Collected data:
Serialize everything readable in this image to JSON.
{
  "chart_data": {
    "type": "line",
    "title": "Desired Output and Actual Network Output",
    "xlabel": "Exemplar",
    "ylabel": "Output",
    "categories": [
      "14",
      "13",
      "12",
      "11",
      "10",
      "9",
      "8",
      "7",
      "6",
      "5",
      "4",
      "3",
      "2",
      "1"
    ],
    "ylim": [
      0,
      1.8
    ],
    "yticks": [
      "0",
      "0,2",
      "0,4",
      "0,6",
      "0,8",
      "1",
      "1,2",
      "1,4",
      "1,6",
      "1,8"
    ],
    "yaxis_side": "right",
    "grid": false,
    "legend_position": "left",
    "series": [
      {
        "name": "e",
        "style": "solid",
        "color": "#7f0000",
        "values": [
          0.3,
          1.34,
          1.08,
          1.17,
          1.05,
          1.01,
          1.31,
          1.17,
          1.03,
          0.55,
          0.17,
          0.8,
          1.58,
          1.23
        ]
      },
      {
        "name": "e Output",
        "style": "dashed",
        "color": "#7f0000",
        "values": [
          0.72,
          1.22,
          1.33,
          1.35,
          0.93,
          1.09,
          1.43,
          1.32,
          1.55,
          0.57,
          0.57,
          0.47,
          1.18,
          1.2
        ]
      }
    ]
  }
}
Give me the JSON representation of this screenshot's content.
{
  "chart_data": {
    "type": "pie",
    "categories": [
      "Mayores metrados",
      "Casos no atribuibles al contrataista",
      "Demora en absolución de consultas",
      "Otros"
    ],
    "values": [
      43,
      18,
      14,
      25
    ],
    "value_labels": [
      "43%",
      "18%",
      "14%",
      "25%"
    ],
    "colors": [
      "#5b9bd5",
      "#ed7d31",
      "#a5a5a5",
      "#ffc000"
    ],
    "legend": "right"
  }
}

**Directions**
The records above should be duplicated in full, exactly as given.

**Result of this exercise**
Serialize everything readable in this image to JSON.
{
  "chart_data": {
    "type": "line",
    "title": "Desired Output and Actual Network Output",
    "xlabel": "Exemplar",
    "ylabel": "Output",
    "categories": [
      "14",
      "13",
      "12",
      "11",
      "10",
      "9",
      "8",
      "7",
      "6",
      "5",
      "4",
      "3",
      "2",
      "1"
    ],
    "ylim": [
      0,
      1.8
    ],
    "yticks": [
      "0",
      "0,2",
      "0,4",
      "0,6",
      "0,8",
      "1",
      "1,2",
      "1,4",
      "1,6",
      "1,8"
    ],
    "yaxis_side": "right",
    "grid": false,
    "legend_position": "left",
    "series": [
      {
        "name": "e",
        "style": "solid",
        "color": "#7f0000",
        "values": [
          0.3,
          1.34,
          1.08,
          1.17,
          1.05,
          1.01,
          1.31,
          1.17,
          1.03,
          0.55,
          0.17,
          0.8,
          1.58,
          1.23
        ]
      },
      {
        "name": "e Output",
        "style": "dashed",
        "color": "#7f0000",
        "values": [
          0.72,
          1.22,
          1.33,
          1.35,
          0.93,
          1.09,
          1.43,
          1.32,
          1.55,
          0.57,
          0.57,
          0.47,
          1.18,
          1.2
        ]
      }
    ]
  }
}
Give me the JSON representation of this screenshot's content.
{
  "chart_data": {
    "type": "pie",
    "categories": [
      "Mayores metrados",
      "Casos no atribuibles al contrataista",
      "Demora en absolución de consultas",
      "Otros"
    ],
    "values": [
      43,
      18,
      14,
      25
    ],
    "value_labels": [
      "43%",
      "18%",
      "14%",
      "25%"
    ],
    "colors": [
      "#5b9bd5",
      "#ed7d31",
      "#a5a5a5",
      "#ffc000"
    ],
    "legend": "right"
  }
}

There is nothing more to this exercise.